++++ Record extracts ++++

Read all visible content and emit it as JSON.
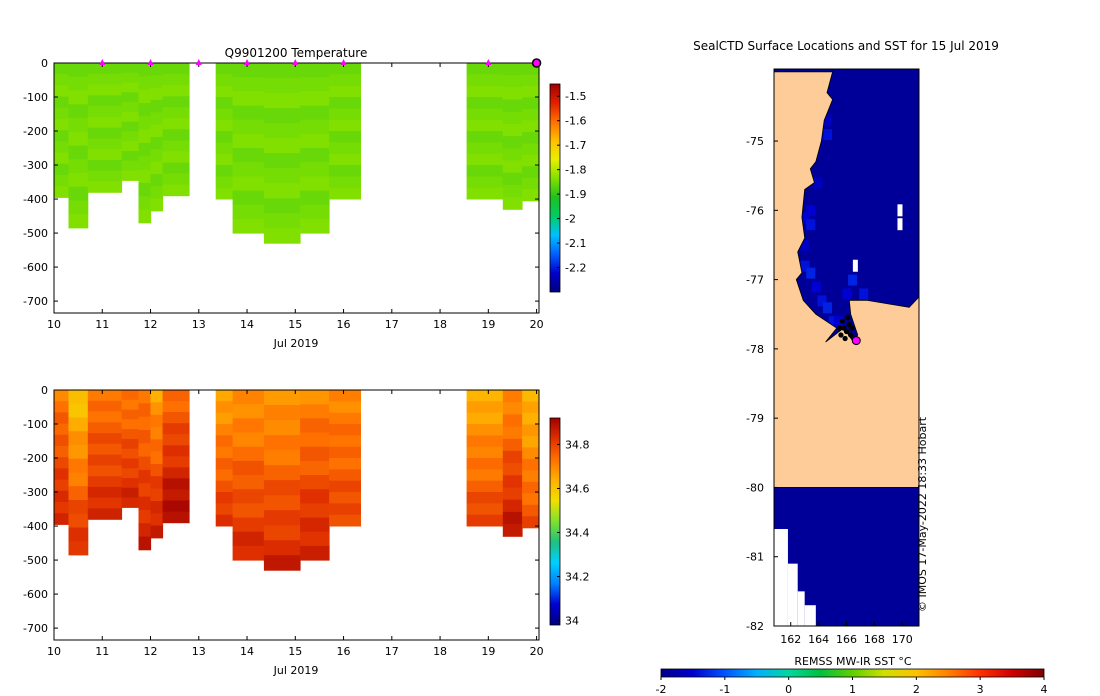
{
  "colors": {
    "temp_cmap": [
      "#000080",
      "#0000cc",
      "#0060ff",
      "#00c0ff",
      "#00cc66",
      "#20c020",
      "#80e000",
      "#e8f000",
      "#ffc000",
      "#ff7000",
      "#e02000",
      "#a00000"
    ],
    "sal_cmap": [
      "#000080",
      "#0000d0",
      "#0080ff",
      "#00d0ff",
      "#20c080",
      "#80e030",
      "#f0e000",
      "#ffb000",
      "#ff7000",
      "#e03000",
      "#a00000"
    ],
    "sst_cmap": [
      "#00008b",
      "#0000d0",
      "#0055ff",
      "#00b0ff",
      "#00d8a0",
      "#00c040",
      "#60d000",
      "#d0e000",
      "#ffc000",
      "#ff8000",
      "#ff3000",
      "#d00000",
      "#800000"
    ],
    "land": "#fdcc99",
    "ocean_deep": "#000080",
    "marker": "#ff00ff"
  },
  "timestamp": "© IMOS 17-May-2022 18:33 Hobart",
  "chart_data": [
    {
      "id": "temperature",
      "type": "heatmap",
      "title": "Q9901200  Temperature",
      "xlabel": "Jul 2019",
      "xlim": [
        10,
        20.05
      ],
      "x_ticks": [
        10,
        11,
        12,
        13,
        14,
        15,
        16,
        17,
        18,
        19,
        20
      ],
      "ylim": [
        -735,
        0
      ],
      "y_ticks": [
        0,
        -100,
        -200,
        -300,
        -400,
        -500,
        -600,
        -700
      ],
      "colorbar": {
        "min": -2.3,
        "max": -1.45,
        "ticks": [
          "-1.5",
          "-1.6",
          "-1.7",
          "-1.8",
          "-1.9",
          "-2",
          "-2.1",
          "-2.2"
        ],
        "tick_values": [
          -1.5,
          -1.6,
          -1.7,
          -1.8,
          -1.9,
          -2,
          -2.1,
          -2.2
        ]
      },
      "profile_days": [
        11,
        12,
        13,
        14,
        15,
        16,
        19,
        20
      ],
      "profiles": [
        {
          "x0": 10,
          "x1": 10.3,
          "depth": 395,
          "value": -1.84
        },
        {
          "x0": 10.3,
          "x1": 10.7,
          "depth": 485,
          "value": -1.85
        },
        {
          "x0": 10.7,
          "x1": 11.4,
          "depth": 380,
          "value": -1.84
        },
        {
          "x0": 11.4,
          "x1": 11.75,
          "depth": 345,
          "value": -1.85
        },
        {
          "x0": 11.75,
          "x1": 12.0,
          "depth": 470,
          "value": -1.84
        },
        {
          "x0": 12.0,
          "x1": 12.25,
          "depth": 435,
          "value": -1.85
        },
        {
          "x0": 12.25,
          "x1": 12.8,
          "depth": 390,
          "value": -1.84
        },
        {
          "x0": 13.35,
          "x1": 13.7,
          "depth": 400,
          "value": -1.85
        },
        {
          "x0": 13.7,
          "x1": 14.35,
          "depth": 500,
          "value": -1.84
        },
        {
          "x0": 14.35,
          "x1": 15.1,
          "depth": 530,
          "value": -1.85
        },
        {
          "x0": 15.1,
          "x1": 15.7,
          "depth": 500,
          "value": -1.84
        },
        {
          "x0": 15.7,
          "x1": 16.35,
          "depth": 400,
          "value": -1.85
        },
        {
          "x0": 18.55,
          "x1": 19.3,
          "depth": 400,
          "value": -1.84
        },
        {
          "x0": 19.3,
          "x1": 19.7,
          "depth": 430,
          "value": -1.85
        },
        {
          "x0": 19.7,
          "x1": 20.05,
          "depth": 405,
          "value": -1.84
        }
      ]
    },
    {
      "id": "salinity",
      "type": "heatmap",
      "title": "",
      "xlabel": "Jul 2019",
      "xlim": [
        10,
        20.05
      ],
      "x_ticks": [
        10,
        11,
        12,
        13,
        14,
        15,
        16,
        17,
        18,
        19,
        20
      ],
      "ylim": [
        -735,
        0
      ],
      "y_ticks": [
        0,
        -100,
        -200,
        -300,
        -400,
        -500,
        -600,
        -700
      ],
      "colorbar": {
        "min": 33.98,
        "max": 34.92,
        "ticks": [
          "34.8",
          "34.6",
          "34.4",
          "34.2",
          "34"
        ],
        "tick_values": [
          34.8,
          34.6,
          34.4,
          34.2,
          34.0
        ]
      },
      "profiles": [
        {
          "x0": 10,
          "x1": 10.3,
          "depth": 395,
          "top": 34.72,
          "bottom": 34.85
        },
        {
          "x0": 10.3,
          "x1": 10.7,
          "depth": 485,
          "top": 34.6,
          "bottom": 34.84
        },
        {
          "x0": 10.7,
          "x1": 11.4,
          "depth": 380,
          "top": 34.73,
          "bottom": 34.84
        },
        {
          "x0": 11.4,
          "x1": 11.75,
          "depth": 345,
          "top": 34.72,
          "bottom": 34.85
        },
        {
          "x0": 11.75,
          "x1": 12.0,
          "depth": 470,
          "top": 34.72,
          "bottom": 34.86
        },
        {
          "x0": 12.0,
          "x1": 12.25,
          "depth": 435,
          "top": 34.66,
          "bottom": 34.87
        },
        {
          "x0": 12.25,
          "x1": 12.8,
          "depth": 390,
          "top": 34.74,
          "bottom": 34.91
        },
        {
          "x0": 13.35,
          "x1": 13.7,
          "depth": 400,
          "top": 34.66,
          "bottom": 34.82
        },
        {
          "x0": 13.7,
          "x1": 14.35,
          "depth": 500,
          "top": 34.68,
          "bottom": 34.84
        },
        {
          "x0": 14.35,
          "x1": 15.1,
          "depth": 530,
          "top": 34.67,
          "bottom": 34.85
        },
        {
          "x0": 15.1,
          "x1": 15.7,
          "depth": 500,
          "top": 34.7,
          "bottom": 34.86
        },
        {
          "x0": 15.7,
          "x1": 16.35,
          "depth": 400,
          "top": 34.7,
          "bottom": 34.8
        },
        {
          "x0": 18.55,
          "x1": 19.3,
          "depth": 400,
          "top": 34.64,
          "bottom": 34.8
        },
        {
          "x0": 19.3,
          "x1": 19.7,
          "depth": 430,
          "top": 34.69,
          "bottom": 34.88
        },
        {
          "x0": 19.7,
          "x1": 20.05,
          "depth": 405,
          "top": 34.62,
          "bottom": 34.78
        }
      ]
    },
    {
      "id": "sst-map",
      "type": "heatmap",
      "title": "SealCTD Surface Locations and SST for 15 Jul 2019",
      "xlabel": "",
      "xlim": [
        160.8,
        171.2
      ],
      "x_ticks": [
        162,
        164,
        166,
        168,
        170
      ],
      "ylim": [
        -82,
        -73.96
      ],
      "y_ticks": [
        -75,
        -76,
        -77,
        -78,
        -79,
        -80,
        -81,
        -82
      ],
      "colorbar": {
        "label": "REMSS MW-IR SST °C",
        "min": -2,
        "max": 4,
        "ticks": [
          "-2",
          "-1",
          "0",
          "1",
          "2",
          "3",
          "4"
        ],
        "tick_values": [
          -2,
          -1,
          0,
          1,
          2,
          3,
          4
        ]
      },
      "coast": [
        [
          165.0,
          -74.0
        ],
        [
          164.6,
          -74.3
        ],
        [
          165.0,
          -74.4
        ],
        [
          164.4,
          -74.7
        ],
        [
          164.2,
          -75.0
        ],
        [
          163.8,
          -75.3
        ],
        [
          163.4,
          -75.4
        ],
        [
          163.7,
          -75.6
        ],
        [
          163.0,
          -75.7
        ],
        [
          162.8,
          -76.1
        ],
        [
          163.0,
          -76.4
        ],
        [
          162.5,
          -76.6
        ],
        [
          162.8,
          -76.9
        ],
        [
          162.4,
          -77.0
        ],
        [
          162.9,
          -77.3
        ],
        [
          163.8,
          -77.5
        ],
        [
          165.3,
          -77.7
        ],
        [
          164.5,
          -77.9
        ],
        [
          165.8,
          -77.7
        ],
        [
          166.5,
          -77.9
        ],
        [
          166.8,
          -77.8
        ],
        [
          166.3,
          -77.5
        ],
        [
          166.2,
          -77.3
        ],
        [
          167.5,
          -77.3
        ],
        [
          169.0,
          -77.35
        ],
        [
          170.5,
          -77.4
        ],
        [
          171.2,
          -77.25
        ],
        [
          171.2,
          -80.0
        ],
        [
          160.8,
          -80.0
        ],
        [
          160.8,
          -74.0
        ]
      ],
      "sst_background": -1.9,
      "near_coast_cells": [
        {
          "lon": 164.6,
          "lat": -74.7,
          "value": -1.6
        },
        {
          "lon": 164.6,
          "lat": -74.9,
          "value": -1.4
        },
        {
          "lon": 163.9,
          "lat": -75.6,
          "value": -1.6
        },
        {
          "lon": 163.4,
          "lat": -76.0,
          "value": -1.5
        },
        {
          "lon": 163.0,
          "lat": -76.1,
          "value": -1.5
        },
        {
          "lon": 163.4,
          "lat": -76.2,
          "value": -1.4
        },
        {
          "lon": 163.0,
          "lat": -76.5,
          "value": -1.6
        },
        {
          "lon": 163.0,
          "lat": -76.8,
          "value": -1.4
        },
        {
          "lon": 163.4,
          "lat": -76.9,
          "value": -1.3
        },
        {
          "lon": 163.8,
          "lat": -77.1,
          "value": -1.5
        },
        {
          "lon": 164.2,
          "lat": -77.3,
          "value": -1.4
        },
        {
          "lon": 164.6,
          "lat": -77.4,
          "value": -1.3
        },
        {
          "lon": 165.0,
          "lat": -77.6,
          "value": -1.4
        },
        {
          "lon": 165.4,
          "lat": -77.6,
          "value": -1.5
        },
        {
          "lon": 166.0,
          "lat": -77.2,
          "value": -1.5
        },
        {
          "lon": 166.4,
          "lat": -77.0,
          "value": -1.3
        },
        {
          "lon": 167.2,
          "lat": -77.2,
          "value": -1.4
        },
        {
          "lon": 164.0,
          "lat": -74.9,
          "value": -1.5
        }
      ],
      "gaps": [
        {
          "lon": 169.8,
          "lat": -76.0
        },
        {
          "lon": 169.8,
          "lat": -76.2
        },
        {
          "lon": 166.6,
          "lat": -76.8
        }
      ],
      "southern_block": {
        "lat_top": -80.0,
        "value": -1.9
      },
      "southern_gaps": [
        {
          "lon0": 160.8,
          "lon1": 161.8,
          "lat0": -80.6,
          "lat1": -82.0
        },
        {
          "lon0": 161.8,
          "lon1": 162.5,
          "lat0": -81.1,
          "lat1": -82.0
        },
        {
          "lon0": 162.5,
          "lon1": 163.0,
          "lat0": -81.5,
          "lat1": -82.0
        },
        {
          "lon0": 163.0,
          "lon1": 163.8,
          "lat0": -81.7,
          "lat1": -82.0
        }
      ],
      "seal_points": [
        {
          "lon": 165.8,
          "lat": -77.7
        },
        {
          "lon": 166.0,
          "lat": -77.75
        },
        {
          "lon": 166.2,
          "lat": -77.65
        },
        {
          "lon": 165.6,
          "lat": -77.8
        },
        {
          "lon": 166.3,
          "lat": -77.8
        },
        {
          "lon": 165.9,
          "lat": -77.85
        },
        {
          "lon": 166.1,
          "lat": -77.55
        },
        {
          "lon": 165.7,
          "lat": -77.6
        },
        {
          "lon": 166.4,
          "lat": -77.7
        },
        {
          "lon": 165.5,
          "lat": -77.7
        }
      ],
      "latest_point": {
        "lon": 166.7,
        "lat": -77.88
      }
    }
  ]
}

++++

_Exercise requirements:_ From the data above, show each line that contains "title".

_Result of the exercise:_
      "title": "Q9901200  Temperature",
      "title": "",
      "title": "SealCTD Surface Locations and SST for 15 Jul 2019",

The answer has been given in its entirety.